**Stated exercise:**
Gather up every line that includes the string "this".

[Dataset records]
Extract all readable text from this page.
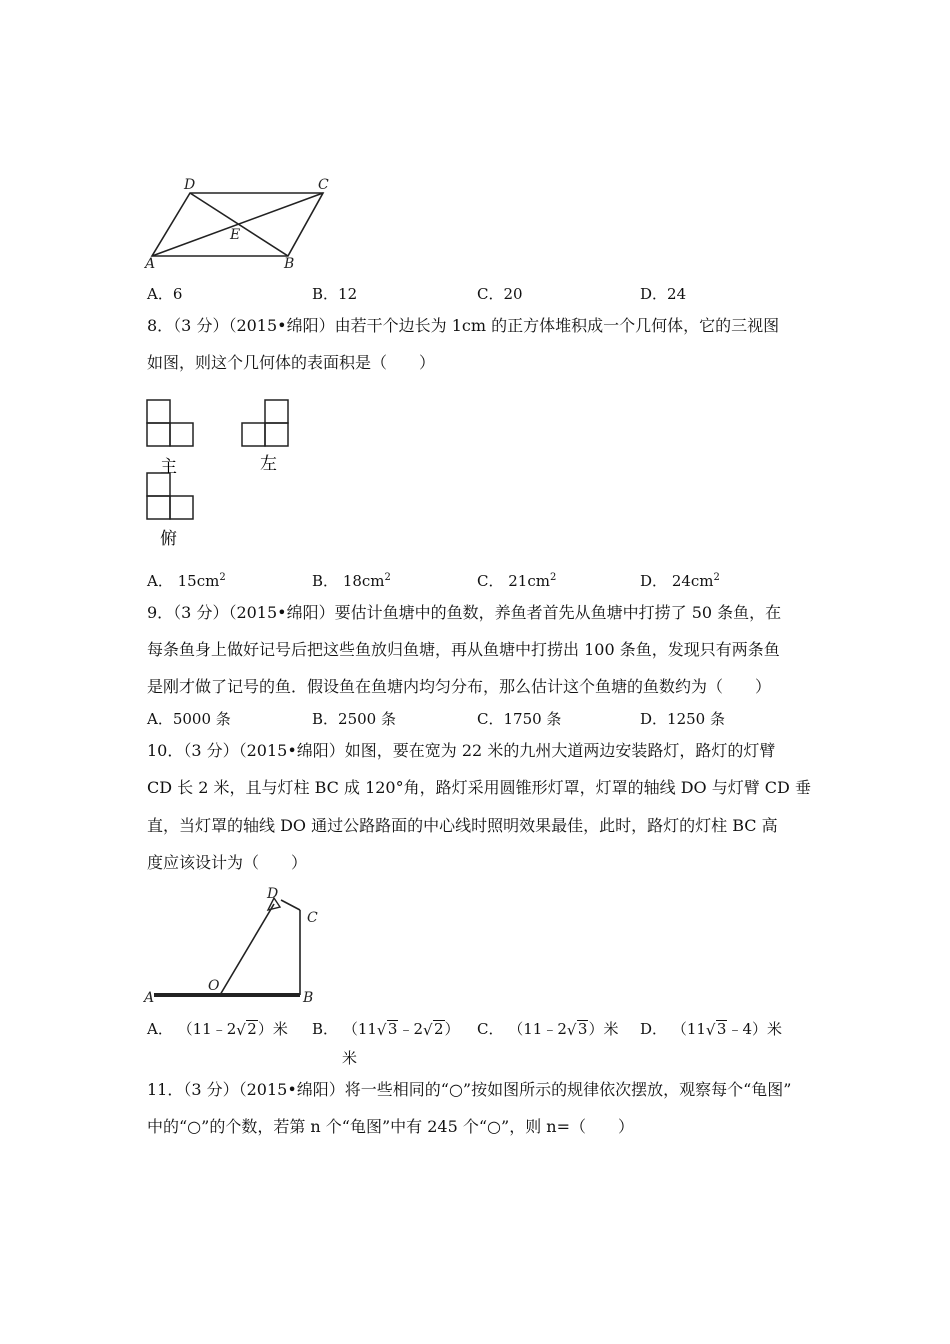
D	C
E
A	B
A．6	B．12	C．20	D．24
8．（3 分）（2015•绵阳）由若干个边长为 1cm 的正方体堆积成一个几何体，它的三视图
如图，则这个几何体的表面积是（　　）
主	左
俯
A． $15cm^2$	B． $18cm^2$	C． $21cm^2$	D． $24cm^2$
9．（3 分）（2015•绵阳）要估计鱼塘中的鱼数，养鱼者首先从鱼塘中打捞了 50 条鱼，在
每条鱼身上做好记号后把这些鱼放归鱼塘，再从鱼塘中打捞出 100 条鱼，发现只有两条鱼
是刚才做了记号的鱼．假设鱼在鱼塘内均匀分布，那么估计这个鱼塘的鱼数约为（　　）
A．5000 条	B．2500 条	C．1750 条	D．1250 条
10．（3 分）（2015•绵阳）如图，要在宽为 22 米的九州大道两边安装路灯，路灯的灯臂
CD 长 2 米，且与灯柱 BC 成 120°角，路灯采用圆锥形灯罩，灯罩的轴线 DO 与灯臂 CD 垂
直，当灯罩的轴线 DO 通过公路路面的中心线时照明效果最佳，此时，路灯的灯柱 BC 高
度应该设计为（　　）
D
C
O
A	B
A． （11﹣2 √ 2）米 B． （11 √ 3﹣2 √ 2）
米
C． （11﹣2 √ 3）米 D． （11 √ 3﹣4）米
11．（3 分）（2015•绵阳）将一些相同的“○”按如图所示的规律依次摆放，观察每个“龟图”
中的“○”的个数，若第 n 个“龟图”中有 245 个“○”，则 n=（　　）
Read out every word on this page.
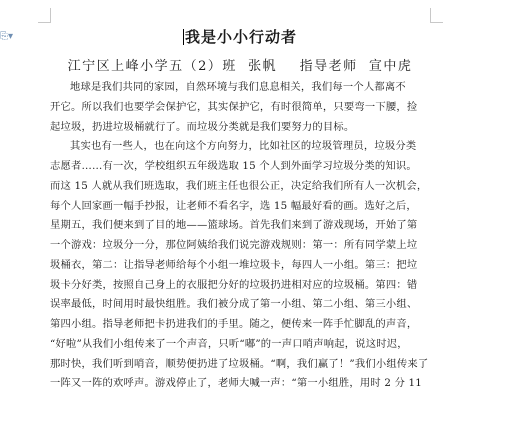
⎘▾	我是小小行动者
江宁区上峰小学五（2）班  张帆    指导老师  宣中虎
地球是我们共同的家园，自然环境与我们息息相关，我们每一个人都离不
开它。所以我们也要学会保护它，其实保护它，有时很简单，只要弯一下腰，捡
起垃圾，扔进垃圾桶就行了。而垃圾分类就是我们要努力的目标。
其实也有一些人，也在向这个方向努力，比如社区的垃圾管理员，垃圾分类
志愿者……有一次，学校组织五年级选取 15 个人到外面学习垃圾分类的知识。
而这 15 人就从我们班选取，我们班主任也很公正，决定给我们所有人一次机会，
每个人回家画一幅手抄报，让老师不看名字，选 15 幅最好看的画。选好之后，
星期五，我们便来到了目的地——篮球场。首先我们来到了游戏现场，开始了第
一个游戏：垃圾分一分，那位阿姨给我们说完游戏规则：第一：所有同学蒙上垃
圾桶衣，第二：让指导老师给每个小组一堆垃圾卡，每四人一小组。第三：把垃
圾卡分好类，按照自己身上的衣服把分好的垃圾扔进相对应的垃圾桶。第四：错
误率最低，时间用时最快组胜。我们被分成了第一小组、第二小组、第三小组、
第四小组。指导老师把卡扔进我们的手里。随之，便传来一阵手忙脚乱的声音，
“好啦”从我们小组传来了一个声音，只听“嘟”的一声口哨声响起，说这时迟，
那时快，我们听到哨音，顺势便扔进了垃圾桶。“啊，我们赢了！”我们小组传来了
一阵又一阵的欢呼声。游戏停止了，老师大喊一声：“第一小组胜，用时 2 分 11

**Solution below:**
Extract all readable text from this page.
Read out every word on this page.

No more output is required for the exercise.